» **Problem details**
Find the lines in these entries that include the word "this" and state how many there are, with no other words.

______

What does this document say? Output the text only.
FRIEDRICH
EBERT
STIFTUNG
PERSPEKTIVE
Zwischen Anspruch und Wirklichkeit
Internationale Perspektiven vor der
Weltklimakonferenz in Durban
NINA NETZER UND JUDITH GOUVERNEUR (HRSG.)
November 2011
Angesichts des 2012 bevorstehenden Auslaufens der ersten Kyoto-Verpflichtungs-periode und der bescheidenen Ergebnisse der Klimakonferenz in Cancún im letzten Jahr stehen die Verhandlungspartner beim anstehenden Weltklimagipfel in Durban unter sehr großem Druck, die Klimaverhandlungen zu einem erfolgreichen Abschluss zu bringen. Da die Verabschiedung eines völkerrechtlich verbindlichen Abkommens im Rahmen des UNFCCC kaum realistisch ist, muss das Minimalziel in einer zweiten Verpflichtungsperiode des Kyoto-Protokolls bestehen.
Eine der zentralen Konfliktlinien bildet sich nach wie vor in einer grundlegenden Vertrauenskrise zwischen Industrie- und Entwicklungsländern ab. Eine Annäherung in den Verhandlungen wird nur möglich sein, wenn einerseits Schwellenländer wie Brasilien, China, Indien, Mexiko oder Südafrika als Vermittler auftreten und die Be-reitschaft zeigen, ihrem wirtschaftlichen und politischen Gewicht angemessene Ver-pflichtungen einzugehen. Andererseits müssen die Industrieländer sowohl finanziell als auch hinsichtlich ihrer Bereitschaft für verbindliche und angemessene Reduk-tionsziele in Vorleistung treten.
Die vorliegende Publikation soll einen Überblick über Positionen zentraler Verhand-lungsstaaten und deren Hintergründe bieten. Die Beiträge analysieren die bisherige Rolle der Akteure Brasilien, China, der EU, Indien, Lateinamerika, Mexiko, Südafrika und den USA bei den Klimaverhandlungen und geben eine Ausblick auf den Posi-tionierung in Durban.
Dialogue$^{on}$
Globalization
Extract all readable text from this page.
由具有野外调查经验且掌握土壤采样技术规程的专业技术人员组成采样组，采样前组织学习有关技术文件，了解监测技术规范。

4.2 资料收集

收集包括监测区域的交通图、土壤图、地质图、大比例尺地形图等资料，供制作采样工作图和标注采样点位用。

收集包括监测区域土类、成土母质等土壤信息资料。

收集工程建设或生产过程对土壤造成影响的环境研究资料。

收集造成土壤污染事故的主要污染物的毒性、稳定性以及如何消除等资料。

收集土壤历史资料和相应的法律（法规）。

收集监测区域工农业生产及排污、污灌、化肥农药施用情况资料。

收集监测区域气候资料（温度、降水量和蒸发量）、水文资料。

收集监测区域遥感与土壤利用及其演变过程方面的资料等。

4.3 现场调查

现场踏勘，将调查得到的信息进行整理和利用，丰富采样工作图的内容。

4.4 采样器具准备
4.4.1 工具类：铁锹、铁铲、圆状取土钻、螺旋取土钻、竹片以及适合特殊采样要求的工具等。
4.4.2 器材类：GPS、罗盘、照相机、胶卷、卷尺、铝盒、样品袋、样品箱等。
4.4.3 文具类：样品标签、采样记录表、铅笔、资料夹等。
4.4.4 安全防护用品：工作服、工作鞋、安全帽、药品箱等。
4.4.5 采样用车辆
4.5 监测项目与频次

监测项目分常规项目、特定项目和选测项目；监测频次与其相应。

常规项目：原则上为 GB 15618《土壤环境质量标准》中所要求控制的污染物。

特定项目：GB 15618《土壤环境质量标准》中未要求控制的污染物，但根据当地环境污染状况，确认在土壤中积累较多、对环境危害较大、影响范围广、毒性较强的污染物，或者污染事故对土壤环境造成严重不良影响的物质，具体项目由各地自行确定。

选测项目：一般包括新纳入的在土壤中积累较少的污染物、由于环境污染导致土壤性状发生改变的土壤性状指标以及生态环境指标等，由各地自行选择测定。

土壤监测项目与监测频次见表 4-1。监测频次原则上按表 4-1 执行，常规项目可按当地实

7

______

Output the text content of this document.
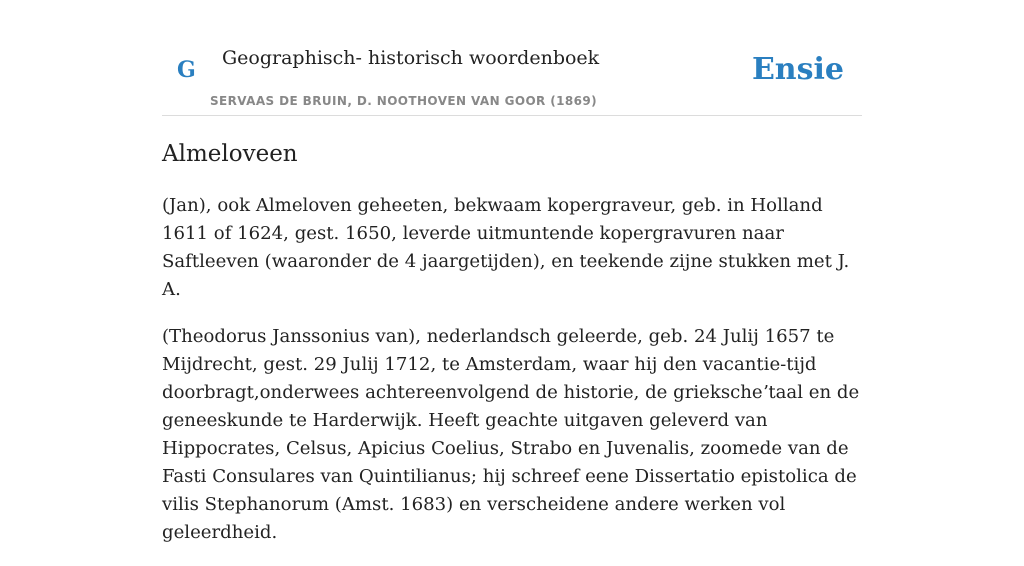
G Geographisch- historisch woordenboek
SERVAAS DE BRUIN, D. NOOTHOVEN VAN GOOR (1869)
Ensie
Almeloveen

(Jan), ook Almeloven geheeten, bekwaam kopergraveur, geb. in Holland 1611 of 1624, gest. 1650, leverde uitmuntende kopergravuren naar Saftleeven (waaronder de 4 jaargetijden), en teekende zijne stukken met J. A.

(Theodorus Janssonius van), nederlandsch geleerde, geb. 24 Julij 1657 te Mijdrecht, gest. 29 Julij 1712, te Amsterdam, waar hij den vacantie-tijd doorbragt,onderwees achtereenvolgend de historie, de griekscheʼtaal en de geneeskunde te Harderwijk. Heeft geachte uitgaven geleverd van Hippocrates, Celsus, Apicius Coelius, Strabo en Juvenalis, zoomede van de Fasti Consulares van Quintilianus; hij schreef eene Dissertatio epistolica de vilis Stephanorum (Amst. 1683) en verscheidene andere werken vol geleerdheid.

______

» **Response below**
3